** REQUIRED WORK **
Using the listing below, select the lines with the word "this" and copy them.

** RECORD SET **
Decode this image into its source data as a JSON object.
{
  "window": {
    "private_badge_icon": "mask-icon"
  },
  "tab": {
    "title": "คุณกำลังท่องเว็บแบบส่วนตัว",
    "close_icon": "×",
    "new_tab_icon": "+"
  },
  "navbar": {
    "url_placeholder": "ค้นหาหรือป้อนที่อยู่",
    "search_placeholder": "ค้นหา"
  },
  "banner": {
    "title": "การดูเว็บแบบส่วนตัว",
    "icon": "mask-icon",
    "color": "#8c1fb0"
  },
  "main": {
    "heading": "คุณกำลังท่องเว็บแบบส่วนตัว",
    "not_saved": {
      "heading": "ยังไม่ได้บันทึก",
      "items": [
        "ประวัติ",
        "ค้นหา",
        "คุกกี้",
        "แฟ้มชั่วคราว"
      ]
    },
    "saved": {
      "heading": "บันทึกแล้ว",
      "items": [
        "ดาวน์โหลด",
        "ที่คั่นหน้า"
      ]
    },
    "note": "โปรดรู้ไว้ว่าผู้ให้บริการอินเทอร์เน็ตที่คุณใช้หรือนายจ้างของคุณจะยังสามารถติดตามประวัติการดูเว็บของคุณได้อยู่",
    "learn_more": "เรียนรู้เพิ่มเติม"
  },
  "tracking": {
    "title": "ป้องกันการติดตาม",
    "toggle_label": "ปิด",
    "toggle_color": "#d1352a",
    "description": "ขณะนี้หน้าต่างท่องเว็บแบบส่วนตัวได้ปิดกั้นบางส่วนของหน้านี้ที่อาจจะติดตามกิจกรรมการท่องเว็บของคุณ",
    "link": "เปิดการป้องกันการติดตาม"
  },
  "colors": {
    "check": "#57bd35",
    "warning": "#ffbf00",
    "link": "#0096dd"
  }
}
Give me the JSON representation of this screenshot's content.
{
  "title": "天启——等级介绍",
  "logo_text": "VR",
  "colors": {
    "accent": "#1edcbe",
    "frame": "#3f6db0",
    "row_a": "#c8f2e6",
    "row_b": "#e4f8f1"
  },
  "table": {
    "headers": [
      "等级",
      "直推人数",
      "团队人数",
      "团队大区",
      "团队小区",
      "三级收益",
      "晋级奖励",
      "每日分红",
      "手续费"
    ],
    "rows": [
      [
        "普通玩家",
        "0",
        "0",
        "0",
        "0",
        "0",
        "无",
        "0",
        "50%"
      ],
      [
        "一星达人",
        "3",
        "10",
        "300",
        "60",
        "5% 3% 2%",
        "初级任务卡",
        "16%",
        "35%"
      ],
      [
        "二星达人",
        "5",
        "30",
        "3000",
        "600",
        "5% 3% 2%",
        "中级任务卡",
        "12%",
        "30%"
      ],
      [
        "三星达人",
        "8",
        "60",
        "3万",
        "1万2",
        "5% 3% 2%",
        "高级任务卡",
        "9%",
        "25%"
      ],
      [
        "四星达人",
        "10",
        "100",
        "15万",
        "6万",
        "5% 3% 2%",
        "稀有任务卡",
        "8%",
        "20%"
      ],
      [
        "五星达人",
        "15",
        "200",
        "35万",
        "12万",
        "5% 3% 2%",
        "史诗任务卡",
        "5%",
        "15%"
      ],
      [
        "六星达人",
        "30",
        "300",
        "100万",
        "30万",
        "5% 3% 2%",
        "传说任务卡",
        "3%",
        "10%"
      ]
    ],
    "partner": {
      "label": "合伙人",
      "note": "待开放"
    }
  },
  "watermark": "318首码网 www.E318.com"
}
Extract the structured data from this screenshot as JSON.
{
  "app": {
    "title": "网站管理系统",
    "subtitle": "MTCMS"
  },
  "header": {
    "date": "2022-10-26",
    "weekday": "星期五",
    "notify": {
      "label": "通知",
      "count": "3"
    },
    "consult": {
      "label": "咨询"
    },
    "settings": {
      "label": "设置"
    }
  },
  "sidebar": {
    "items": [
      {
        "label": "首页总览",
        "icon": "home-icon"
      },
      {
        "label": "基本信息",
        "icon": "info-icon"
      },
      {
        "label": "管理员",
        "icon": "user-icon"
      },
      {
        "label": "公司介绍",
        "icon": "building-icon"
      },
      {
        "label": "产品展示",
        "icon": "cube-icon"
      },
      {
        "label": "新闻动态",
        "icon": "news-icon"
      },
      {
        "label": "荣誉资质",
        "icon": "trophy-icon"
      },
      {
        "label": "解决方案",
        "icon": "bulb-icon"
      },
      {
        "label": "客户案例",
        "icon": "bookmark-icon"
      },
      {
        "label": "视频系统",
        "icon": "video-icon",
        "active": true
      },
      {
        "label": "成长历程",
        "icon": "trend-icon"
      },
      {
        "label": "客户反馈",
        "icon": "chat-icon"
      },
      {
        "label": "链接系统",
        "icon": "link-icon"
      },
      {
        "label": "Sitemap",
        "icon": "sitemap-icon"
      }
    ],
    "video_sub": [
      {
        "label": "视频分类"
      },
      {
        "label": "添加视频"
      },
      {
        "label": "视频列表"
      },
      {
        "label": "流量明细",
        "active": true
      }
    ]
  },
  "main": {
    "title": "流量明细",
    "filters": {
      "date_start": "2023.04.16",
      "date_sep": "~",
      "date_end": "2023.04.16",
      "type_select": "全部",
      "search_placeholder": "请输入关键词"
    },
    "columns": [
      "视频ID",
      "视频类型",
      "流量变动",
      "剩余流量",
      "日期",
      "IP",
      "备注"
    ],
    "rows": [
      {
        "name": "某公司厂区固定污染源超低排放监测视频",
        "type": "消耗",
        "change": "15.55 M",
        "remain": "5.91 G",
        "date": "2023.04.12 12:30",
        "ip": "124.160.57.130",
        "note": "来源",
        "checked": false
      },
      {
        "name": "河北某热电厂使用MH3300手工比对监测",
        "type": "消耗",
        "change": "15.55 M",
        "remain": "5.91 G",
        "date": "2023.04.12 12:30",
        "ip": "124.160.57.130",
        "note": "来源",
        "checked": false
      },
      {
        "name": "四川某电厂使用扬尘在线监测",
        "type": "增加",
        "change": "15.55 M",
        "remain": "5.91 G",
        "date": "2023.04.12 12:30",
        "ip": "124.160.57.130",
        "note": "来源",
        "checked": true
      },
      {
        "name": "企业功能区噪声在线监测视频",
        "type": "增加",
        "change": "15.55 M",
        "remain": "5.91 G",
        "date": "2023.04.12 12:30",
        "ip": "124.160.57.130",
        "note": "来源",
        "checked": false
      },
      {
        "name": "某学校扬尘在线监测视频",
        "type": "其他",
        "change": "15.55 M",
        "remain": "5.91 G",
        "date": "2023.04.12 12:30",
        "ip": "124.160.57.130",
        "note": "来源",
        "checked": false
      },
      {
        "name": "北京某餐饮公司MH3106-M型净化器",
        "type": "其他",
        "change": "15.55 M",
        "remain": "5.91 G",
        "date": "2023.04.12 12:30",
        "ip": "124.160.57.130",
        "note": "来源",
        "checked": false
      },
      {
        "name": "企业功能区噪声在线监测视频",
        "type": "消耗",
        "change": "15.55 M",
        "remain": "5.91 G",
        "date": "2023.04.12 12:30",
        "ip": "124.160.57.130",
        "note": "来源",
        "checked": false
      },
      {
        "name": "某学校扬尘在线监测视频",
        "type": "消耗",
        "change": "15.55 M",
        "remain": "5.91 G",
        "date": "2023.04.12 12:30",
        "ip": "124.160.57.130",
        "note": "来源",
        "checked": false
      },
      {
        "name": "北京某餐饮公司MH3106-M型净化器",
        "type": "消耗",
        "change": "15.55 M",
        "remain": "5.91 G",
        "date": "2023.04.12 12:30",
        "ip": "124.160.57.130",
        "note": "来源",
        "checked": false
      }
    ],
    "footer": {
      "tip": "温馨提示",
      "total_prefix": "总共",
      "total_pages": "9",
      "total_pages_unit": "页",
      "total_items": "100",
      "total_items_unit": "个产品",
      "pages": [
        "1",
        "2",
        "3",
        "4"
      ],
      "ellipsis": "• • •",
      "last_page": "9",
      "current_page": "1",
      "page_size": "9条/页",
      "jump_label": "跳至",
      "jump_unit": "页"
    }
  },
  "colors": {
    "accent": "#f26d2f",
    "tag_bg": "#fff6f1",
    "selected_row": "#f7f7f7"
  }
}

** RESPONSE TO THE EXERCISE **
Decode this image into its source data as a JSON object.
Give me the JSON representation of this screenshot's content.
Extract the structured data from this screenshot as JSON.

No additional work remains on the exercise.